Problem to work on: Return the records word for word. Any pictures in them are not part of the copy.

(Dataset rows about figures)
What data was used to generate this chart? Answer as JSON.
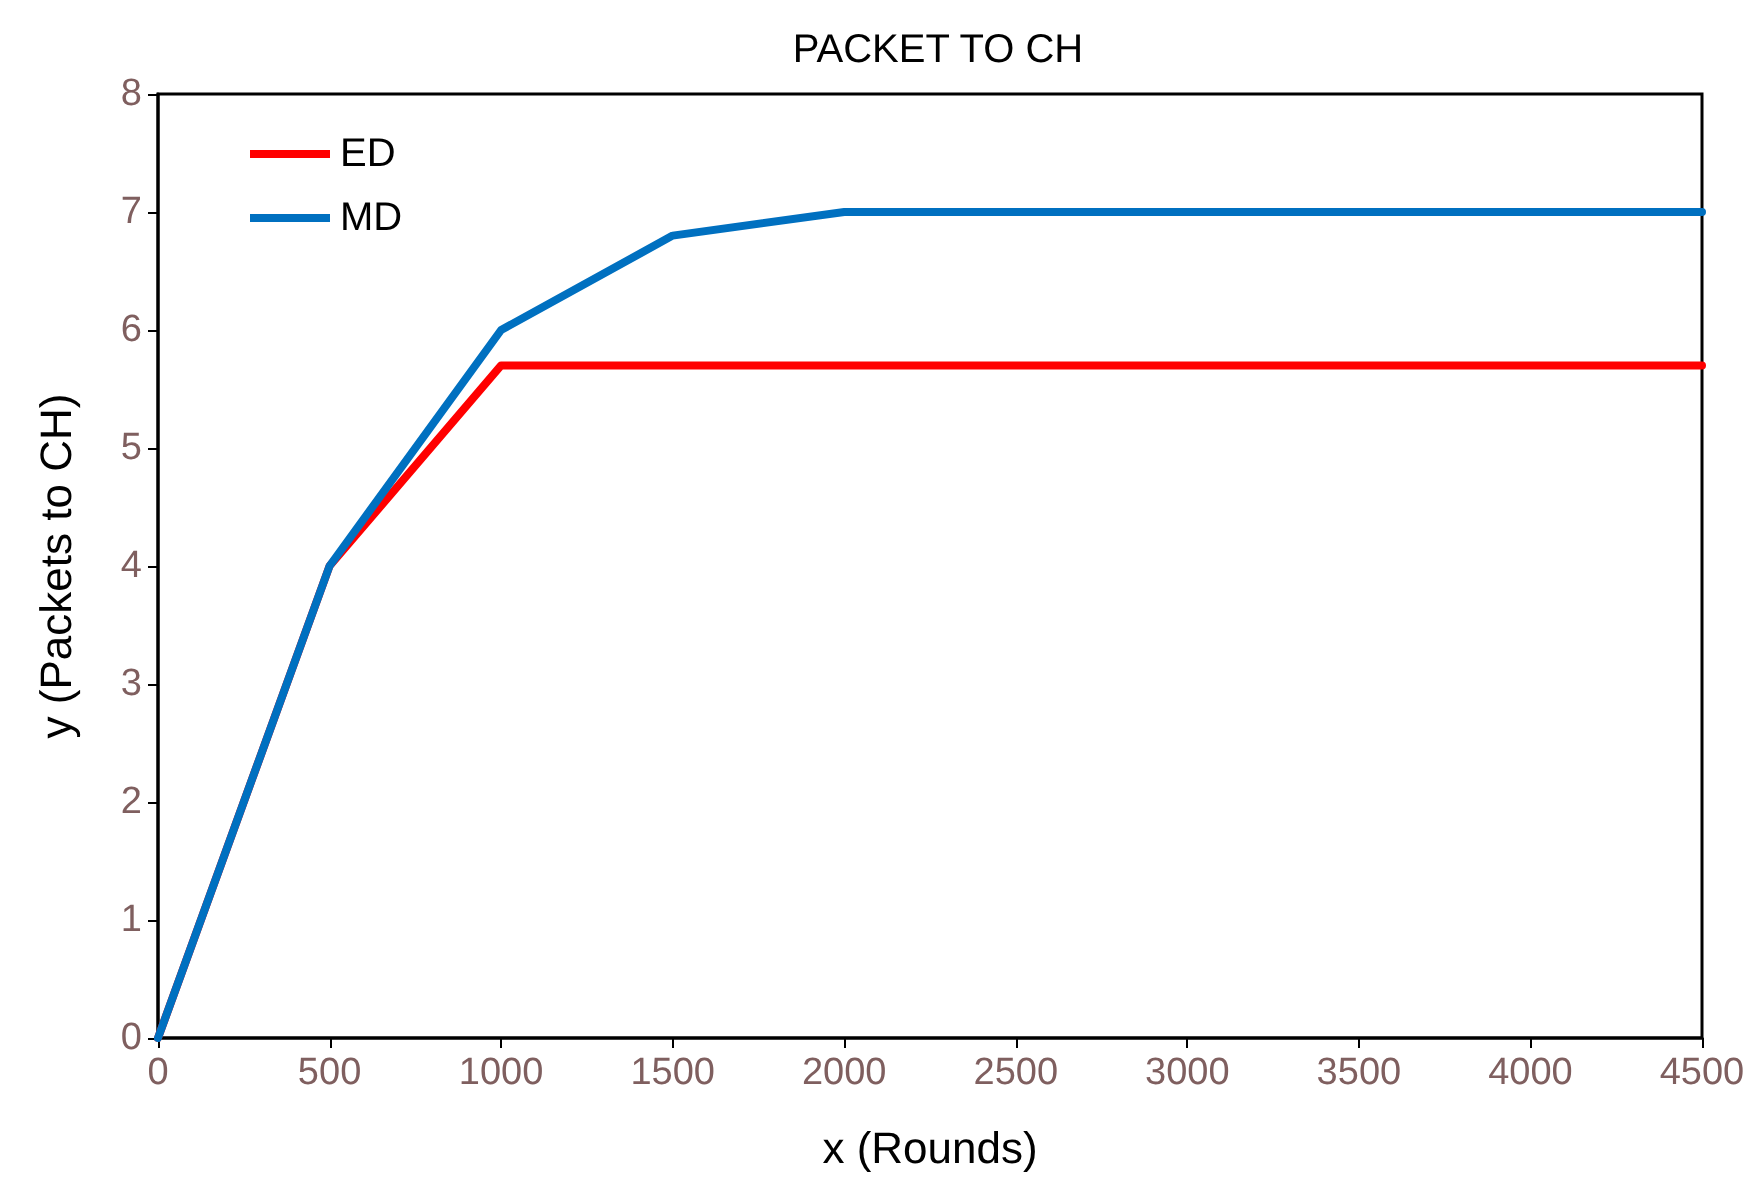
{
  "chart_data": {
    "type": "line",
    "title": "PACKET TO CH",
    "xlabel": "x (Rounds)",
    "ylabel": "y (Packets to CH)",
    "x": [
      0,
      500,
      1000,
      1500,
      2000,
      2500,
      3000,
      3500,
      4000,
      4500
    ],
    "series": [
      {
        "name": "ED",
        "color": "#ff0000",
        "values": [
          0,
          4,
          5.7,
          5.7,
          5.7,
          5.7,
          5.7,
          5.7,
          5.7,
          5.7
        ]
      },
      {
        "name": "MD",
        "color": "#0070c0",
        "values": [
          0,
          4,
          6,
          6.8,
          7,
          7,
          7,
          7,
          7,
          7
        ]
      }
    ],
    "xlim": [
      0,
      4500
    ],
    "xticks": [
      0,
      500,
      1000,
      1500,
      2000,
      2500,
      3000,
      3500,
      4000,
      4500
    ],
    "ylim": [
      0,
      8
    ],
    "yticks": [
      0,
      1,
      2,
      3,
      4,
      5,
      6,
      7,
      8
    ],
    "grid": false,
    "legend": "top left",
    "marker": "none",
    "line_style": "solid"
  }
}
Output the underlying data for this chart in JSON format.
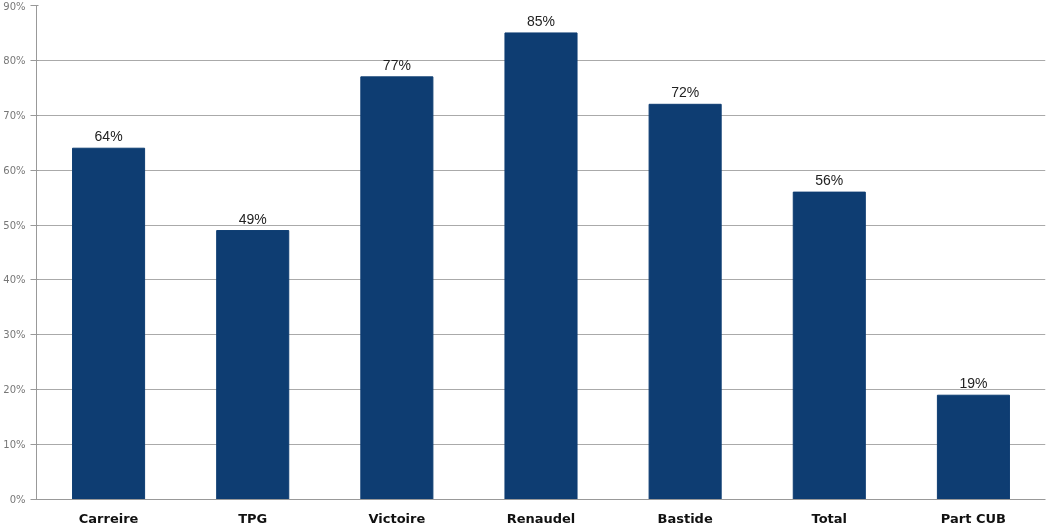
{
  "chart_data": {
    "type": "bar",
    "categories": [
      "Carreire",
      "TPG",
      "Victoire",
      "Renaudel",
      "Bastide",
      "Total",
      "Part CUB"
    ],
    "values": [
      64,
      49,
      77,
      85,
      72,
      56,
      19
    ],
    "value_labels": [
      "64%",
      "49%",
      "77%",
      "85%",
      "72%",
      "56%",
      "19%"
    ],
    "color": "#0e3d72",
    "ylim": [
      0,
      90
    ],
    "yticks": [
      {
        "value": 0,
        "label": "0%"
      },
      {
        "value": 10,
        "label": "10%"
      },
      {
        "value": 20,
        "label": "20%"
      },
      {
        "value": 30,
        "label": "30%"
      },
      {
        "value": 40,
        "label": "40%"
      },
      {
        "value": 50,
        "label": "50%"
      },
      {
        "value": 60,
        "label": "60%"
      },
      {
        "value": 70,
        "label": "70%"
      },
      {
        "value": 80,
        "label": "80%"
      },
      {
        "value": 90,
        "label": "90%"
      }
    ],
    "grid": "y"
  }
}
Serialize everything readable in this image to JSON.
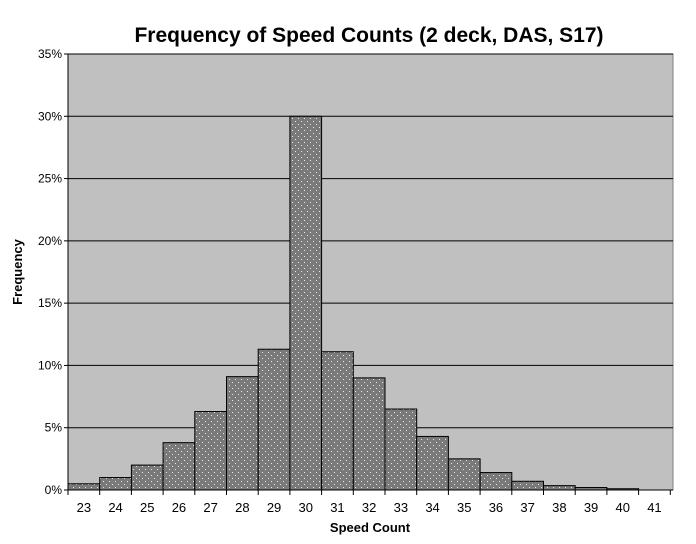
{
  "chart_data": {
    "type": "bar",
    "title": "Frequency of Speed Counts (2 deck, DAS, S17)",
    "xlabel": "Speed Count",
    "ylabel": "Frequency",
    "categories": [
      "23",
      "24",
      "25",
      "26",
      "27",
      "28",
      "29",
      "30",
      "31",
      "32",
      "33",
      "34",
      "35",
      "36",
      "37",
      "38",
      "39",
      "40",
      "41"
    ],
    "values": [
      0.5,
      1.0,
      2.0,
      3.8,
      6.3,
      9.1,
      11.3,
      30.0,
      11.1,
      9.0,
      6.5,
      4.3,
      2.5,
      1.4,
      0.7,
      0.35,
      0.2,
      0.1,
      0.0
    ],
    "ylim": [
      0,
      35
    ],
    "yticks": [
      0,
      5,
      10,
      15,
      20,
      25,
      30,
      35
    ],
    "ytick_labels": [
      "0%",
      "5%",
      "10%",
      "15%",
      "20%",
      "25%",
      "30%",
      "35%"
    ],
    "grid": true,
    "legend": "none",
    "colors": {
      "plot_background": "#c0c0c0",
      "bar_fill": "#7a7a7a",
      "bar_dots": "#e8e8e8",
      "bar_stroke": "#000000",
      "gridline": "#000000"
    }
  }
}
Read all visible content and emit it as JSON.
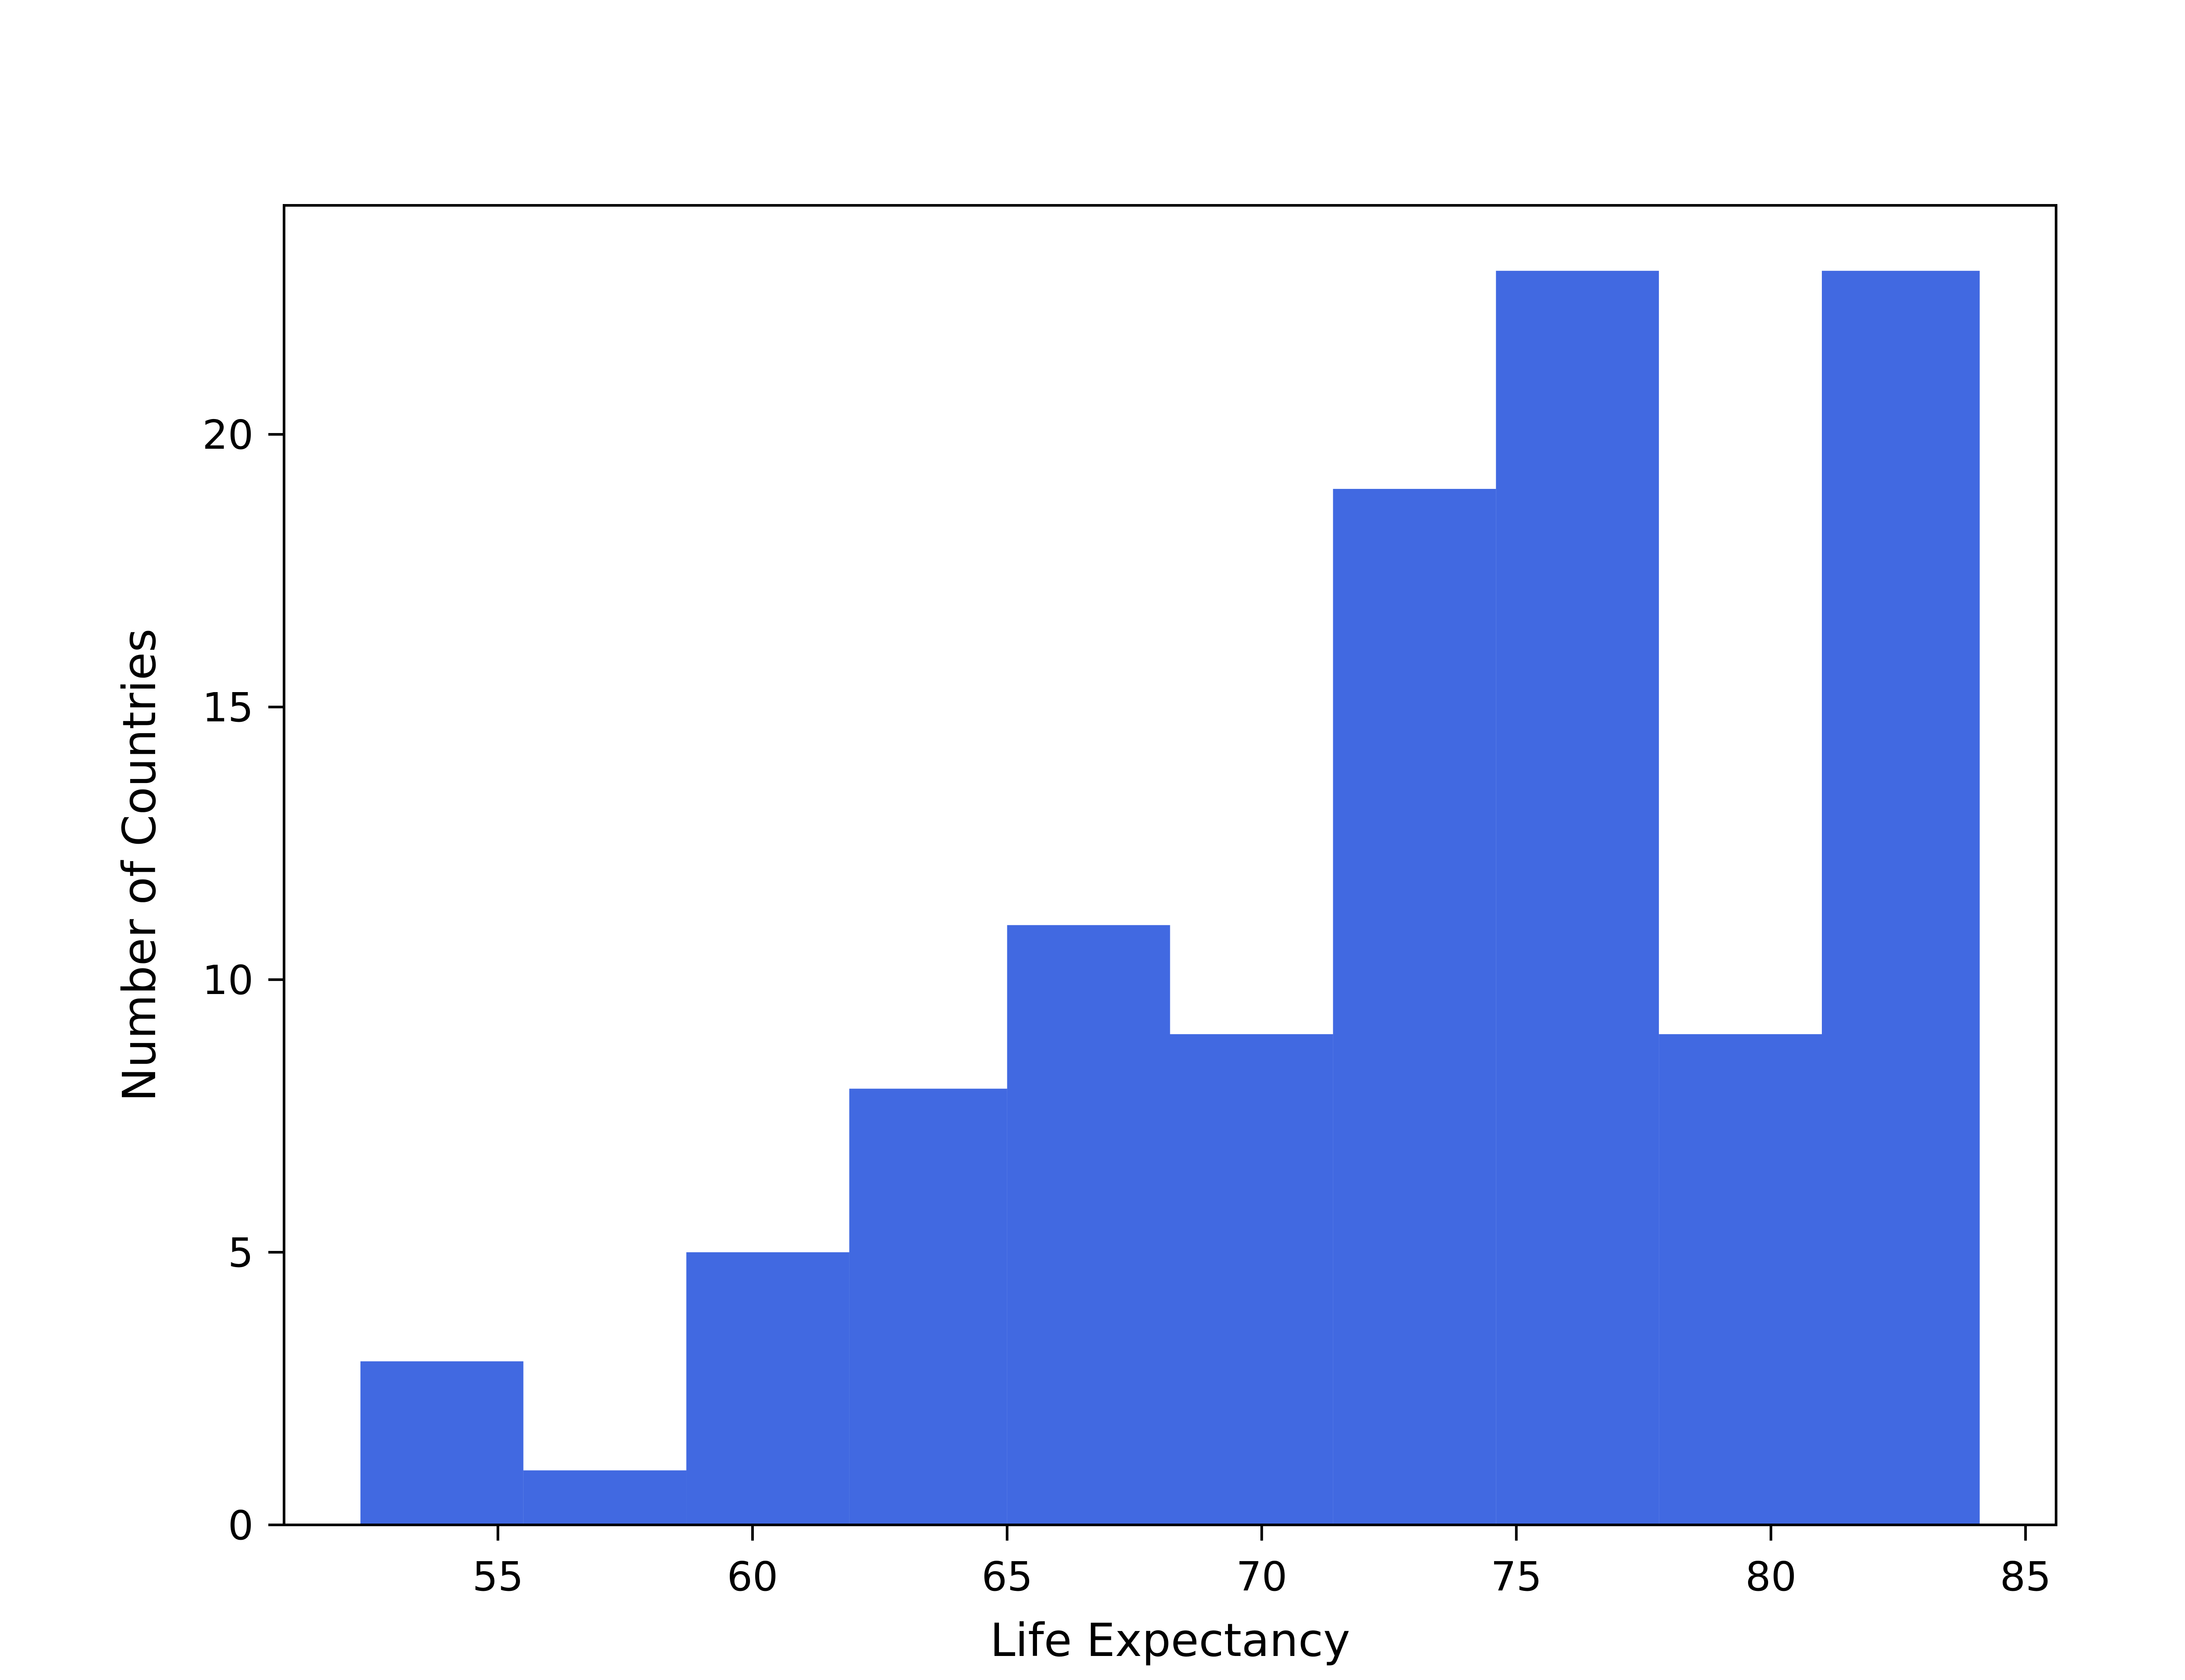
{
  "chart_data": {
    "type": "bar",
    "histogram": true,
    "xlabel": "Life Expectancy",
    "ylabel": "Number of Countries",
    "xlim": [
      50.8,
      85.6
    ],
    "ylim": [
      0,
      24.2
    ],
    "bins": [
      {
        "start": 52.3,
        "end": 55.5,
        "count": 3
      },
      {
        "start": 55.5,
        "end": 58.7,
        "count": 1
      },
      {
        "start": 58.7,
        "end": 61.9,
        "count": 5
      },
      {
        "start": 61.9,
        "end": 65.0,
        "count": 8
      },
      {
        "start": 65.0,
        "end": 68.2,
        "count": 11
      },
      {
        "start": 68.2,
        "end": 71.4,
        "count": 9
      },
      {
        "start": 71.4,
        "end": 74.6,
        "count": 19
      },
      {
        "start": 74.6,
        "end": 77.8,
        "count": 23
      },
      {
        "start": 77.8,
        "end": 81.0,
        "count": 9
      },
      {
        "start": 81.0,
        "end": 84.1,
        "count": 23
      }
    ],
    "x_ticks": [
      55,
      60,
      65,
      70,
      75,
      80,
      85
    ],
    "y_ticks": [
      0,
      5,
      10,
      15,
      20
    ],
    "x_tick_labels": [
      "55",
      "60",
      "65",
      "70",
      "75",
      "80",
      "85"
    ],
    "y_tick_labels": [
      "0",
      "5",
      "10",
      "15",
      "20"
    ],
    "bar_color": "#4169E1",
    "grid": false,
    "legend": null
  }
}
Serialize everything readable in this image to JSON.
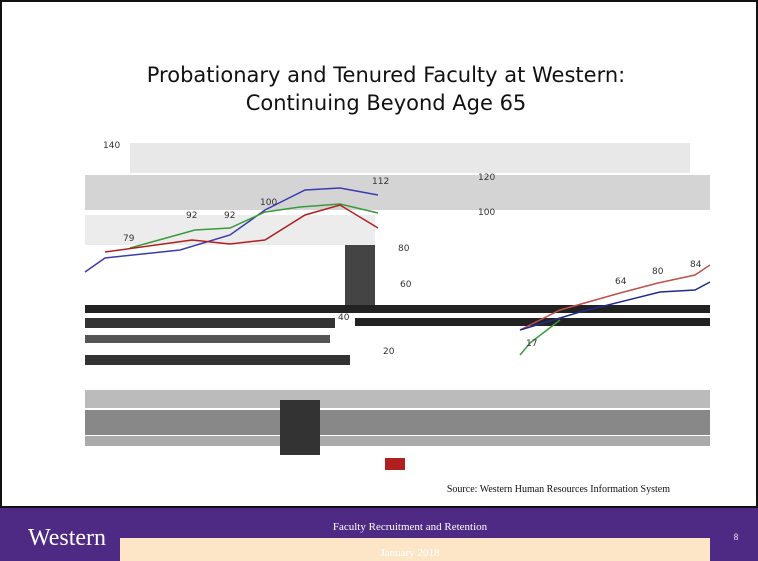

Response:
What data was used to generate this chart? Answer as JSON.
{
  "chart_data": {
    "type": "line",
    "title": "PACKET TO CH",
    "xlabel": "x (Rounds)",
    "ylabel": "y (Packets to CH)",
    "x": [
      0,
      500,
      1000,
      1500,
      2000,
      2500,
      3000,
      3500,
      4000,
      4500
    ],
    "series": [
      {
        "name": "ED",
        "color": "#ff0000",
        "values": [
          0,
          4,
          5.7,
          5.7,
          5.7,
          5.7,
          5.7,
          5.7,
          5.7,
          5.7
        ]
      },
      {
        "name": "MD",
        "color": "#0070c0",
        "values": [
          0,
          4,
          6,
          6.8,
          7,
          7,
          7,
          7,
          7,
          7
        ]
      }
    ],
    "xlim": [
      0,
      4500
    ],
    "xticks": [
      0,
      500,
      1000,
      1500,
      2000,
      2500,
      3000,
      3500,
      4000,
      4500
    ],
    "ylim": [
      0,
      8
    ],
    "yticks": [
      0,
      1,
      2,
      3,
      4,
      5,
      6,
      7,
      8
    ],
    "grid": false,
    "legend": "top left",
    "marker": "none",
    "line_style": "solid"
  }
}
Output the underlying data for this chart in JSON format.
{
  "chart_data": {
    "type": "bar",
    "categories": [
      "Carreire",
      "TPG",
      "Victoire",
      "Renaudel",
      "Bastide",
      "Total",
      "Part CUB"
    ],
    "values": [
      64,
      49,
      77,
      85,
      72,
      56,
      19
    ],
    "value_labels": [
      "64%",
      "49%",
      "77%",
      "85%",
      "72%",
      "56%",
      "19%"
    ],
    "color": "#0e3d72",
    "ylim": [
      0,
      90
    ],
    "yticks": [
      {
        "value": 0,
        "label": "0%"
      },
      {
        "value": 10,
        "label": "10%"
      },
      {
        "value": 20,
        "label": "20%"
      },
      {
        "value": 30,
        "label": "30%"
      },
      {
        "value": 40,
        "label": "40%"
      },
      {
        "value": 50,
        "label": "50%"
      },
      {
        "value": 60,
        "label": "60%"
      },
      {
        "value": 70,
        "label": "70%"
      },
      {
        "value": 80,
        "label": "80%"
      },
      {
        "value": 90,
        "label": "90%"
      }
    ],
    "grid": "y"
  }
}
Serialize everything readable in this image to JSON.
{
  "chart_data": {
    "type": "bar",
    "title": "Frequency of Speed Counts (2 deck, DAS, S17)",
    "xlabel": "Speed Count",
    "ylabel": "Frequency",
    "categories": [
      "23",
      "24",
      "25",
      "26",
      "27",
      "28",
      "29",
      "30",
      "31",
      "32",
      "33",
      "34",
      "35",
      "36",
      "37",
      "38",
      "39",
      "40",
      "41"
    ],
    "values": [
      0.5,
      1.0,
      2.0,
      3.8,
      6.3,
      9.1,
      11.3,
      30.0,
      11.1,
      9.0,
      6.5,
      4.3,
      2.5,
      1.4,
      0.7,
      0.35,
      0.2,
      0.1,
      0.0
    ],
    "ylim": [
      0,
      35
    ],
    "yticks": [
      0,
      5,
      10,
      15,
      20,
      25,
      30,
      35
    ],
    "ytick_labels": [
      "0%",
      "5%",
      "10%",
      "15%",
      "20%",
      "25%",
      "30%",
      "35%"
    ],
    "grid": true,
    "legend": "none",
    "colors": {
      "plot_background": "#c0c0c0",
      "bar_fill": "#7a7a7a",
      "bar_dots": "#e8e8e8",
      "bar_stroke": "#000000",
      "gridline": "#000000"
    }
  }
}
Read all visible content and emit it as JSON.
{
  "chart_data": {
    "type": "bar",
    "histogram": true,
    "xlabel": "Life Expectancy",
    "ylabel": "Number of Countries",
    "xlim": [
      50.8,
      85.6
    ],
    "ylim": [
      0,
      24.2
    ],
    "bins": [
      {
        "start": 52.3,
        "end": 55.5,
        "count": 3
      },
      {
        "start": 55.5,
        "end": 58.7,
        "count": 1
      },
      {
        "start": 58.7,
        "end": 61.9,
        "count": 5
      },
      {
        "start": 61.9,
        "end": 65.0,
        "count": 8
      },
      {
        "start": 65.0,
        "end": 68.2,
        "count": 11
      },
      {
        "start": 68.2,
        "end": 71.4,
        "count": 9
      },
      {
        "start": 71.4,
        "end": 74.6,
        "count": 19
      },
      {
        "start": 74.6,
        "end": 77.8,
        "count": 23
      },
      {
        "start": 77.8,
        "end": 81.0,
        "count": 9
      },
      {
        "start": 81.0,
        "end": 84.1,
        "count": 23
      }
    ],
    "x_ticks": [
      55,
      60,
      65,
      70,
      75,
      80,
      85
    ],
    "y_ticks": [
      0,
      5,
      10,
      15,
      20
    ],
    "x_tick_labels": [
      "55",
      "60",
      "65",
      "70",
      "75",
      "80",
      "85"
    ],
    "y_tick_labels": [
      "0",
      "5",
      "10",
      "15",
      "20"
    ],
    "bar_color": "#4169E1",
    "grid": false,
    "legend": null
  }
}
Serialize everything readable in this image to JSON.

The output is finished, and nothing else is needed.